WHAT IS REQUIRED = Count how many lines of the data below contain the string "group"; the reply should be that number alone.

———

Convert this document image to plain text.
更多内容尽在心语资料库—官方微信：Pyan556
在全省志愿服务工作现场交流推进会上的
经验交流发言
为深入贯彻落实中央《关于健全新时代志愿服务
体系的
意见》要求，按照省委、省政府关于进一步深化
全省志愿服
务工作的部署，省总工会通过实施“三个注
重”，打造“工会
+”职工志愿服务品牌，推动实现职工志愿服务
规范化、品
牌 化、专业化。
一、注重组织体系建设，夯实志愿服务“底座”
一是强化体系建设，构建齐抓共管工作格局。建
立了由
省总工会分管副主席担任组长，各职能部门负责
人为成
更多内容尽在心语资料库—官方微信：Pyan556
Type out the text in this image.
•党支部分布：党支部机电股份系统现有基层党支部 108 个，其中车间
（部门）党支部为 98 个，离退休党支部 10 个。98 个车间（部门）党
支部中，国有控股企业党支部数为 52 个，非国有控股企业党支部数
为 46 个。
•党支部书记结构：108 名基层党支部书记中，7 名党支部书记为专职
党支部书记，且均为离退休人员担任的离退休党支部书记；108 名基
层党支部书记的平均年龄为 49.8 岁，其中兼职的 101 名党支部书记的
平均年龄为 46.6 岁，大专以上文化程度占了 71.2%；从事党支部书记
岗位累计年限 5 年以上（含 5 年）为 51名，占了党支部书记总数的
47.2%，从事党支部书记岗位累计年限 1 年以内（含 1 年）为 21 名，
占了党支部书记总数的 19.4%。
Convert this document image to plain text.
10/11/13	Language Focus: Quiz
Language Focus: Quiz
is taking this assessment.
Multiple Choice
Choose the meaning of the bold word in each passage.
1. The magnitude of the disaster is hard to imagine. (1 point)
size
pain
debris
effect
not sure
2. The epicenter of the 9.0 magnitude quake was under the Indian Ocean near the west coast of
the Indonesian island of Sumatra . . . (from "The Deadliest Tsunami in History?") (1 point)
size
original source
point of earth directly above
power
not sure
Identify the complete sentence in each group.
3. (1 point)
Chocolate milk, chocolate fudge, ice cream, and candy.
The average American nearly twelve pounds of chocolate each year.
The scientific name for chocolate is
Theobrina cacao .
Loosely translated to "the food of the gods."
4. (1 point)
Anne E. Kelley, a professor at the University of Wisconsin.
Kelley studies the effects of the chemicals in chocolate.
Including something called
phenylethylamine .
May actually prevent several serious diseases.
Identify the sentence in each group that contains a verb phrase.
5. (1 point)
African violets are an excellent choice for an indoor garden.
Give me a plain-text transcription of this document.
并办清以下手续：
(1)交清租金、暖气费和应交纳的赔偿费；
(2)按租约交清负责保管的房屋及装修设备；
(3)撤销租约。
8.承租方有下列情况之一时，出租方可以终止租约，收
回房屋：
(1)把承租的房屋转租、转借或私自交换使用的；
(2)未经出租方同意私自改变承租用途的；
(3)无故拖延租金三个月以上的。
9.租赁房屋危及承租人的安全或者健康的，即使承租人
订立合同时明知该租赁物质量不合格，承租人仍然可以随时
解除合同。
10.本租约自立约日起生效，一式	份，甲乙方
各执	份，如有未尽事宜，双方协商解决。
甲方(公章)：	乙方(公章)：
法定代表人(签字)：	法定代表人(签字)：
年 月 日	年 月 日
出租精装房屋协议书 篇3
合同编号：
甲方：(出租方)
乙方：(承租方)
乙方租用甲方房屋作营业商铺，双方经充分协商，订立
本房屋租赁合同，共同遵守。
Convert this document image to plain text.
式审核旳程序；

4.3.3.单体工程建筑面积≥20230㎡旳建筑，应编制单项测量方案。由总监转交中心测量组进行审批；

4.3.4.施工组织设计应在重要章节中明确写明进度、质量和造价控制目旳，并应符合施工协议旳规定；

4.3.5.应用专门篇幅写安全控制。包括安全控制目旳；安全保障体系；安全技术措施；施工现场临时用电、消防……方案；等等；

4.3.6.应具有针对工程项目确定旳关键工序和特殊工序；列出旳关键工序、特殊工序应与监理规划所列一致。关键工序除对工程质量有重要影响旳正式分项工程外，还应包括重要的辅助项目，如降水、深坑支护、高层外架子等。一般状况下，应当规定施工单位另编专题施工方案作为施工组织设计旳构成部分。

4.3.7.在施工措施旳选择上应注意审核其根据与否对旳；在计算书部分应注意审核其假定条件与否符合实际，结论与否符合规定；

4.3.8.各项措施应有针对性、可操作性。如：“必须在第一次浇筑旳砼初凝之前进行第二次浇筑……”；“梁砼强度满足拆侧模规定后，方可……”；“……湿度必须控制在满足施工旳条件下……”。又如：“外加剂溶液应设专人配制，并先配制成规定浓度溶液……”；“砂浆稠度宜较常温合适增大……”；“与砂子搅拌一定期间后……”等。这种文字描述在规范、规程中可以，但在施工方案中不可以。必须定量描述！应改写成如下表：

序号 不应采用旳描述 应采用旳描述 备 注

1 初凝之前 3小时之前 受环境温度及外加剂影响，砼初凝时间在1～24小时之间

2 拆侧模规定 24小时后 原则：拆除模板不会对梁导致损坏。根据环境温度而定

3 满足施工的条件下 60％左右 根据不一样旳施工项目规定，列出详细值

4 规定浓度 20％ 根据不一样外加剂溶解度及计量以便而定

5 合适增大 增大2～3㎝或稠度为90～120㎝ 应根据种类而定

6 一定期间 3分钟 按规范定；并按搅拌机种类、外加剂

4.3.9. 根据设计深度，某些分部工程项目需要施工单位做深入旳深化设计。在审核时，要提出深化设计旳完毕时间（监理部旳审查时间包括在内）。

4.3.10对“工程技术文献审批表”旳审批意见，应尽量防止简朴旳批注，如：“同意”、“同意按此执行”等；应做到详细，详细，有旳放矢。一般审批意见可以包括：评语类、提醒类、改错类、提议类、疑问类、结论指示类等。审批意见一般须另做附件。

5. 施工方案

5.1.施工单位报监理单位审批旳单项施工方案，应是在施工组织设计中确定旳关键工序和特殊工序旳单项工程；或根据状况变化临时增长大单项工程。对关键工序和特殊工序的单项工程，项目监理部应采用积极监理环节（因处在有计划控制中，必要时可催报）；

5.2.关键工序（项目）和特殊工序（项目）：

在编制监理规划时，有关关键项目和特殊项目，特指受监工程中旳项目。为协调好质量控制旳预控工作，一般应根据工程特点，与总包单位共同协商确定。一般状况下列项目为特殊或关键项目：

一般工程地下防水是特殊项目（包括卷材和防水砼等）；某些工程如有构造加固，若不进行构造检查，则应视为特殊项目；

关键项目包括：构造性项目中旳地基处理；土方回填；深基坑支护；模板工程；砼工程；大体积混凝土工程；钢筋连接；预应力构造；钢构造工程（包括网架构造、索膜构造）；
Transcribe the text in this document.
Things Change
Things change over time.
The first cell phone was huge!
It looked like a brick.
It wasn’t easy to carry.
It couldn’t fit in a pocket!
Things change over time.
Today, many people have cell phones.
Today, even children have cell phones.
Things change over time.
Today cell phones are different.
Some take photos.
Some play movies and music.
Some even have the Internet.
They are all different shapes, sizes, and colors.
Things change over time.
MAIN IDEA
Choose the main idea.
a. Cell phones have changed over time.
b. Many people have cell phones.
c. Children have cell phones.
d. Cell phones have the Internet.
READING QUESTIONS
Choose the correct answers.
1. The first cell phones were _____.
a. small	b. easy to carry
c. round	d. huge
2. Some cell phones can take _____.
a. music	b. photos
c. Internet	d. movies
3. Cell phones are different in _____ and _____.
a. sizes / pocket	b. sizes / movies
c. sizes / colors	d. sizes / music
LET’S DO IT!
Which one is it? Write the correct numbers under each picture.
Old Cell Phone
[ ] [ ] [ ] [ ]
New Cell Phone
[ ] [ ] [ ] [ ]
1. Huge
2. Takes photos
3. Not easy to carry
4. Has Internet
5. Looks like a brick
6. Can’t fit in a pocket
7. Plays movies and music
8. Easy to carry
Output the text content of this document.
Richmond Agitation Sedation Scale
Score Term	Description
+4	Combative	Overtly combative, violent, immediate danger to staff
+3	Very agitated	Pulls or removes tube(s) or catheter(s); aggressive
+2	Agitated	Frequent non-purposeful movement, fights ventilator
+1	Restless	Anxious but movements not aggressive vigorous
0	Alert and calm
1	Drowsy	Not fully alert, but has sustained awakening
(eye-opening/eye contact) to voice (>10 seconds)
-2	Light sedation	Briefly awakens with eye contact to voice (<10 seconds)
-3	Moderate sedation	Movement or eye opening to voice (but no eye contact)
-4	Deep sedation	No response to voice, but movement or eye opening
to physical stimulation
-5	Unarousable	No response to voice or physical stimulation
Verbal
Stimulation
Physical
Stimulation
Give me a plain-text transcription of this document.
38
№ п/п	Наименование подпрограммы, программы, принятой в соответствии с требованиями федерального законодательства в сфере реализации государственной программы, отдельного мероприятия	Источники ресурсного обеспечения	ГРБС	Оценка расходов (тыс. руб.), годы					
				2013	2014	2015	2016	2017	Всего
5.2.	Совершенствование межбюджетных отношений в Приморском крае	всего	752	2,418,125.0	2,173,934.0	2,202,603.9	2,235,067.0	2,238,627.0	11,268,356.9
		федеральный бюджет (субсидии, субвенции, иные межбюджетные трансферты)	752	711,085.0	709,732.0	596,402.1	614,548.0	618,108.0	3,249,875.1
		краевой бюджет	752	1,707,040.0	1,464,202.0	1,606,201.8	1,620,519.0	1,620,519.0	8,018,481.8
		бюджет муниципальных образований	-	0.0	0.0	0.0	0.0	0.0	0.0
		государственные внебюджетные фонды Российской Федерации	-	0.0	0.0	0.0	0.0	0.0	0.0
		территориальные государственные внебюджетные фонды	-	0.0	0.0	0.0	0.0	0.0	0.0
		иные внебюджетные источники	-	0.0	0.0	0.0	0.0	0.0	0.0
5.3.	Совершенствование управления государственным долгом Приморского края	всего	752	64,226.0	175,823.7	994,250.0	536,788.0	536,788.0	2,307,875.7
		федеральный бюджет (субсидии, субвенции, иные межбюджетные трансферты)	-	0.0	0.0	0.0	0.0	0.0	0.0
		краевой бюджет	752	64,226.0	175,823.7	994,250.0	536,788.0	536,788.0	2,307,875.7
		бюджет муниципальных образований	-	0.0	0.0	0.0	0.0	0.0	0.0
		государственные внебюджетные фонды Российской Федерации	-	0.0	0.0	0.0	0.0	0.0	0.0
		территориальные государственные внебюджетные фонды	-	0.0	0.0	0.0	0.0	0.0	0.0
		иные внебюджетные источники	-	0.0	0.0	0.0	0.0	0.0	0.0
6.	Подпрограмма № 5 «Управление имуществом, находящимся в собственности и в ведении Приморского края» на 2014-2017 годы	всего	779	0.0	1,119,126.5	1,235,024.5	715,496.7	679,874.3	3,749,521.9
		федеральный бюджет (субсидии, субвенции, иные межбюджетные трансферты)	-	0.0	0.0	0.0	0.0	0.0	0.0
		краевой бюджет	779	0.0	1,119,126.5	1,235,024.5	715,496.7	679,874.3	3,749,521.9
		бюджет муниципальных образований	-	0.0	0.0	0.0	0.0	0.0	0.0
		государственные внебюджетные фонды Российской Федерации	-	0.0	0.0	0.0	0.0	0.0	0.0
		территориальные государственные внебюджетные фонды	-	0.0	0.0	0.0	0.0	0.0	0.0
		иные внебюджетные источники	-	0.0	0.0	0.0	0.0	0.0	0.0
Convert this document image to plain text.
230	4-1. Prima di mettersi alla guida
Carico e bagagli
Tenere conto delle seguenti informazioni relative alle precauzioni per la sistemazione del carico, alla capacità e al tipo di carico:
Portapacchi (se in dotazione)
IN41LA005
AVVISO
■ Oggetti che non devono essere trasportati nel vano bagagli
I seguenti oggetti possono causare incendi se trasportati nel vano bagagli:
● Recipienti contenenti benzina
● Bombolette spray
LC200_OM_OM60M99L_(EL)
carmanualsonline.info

———

EXERCISE ANSWER = 2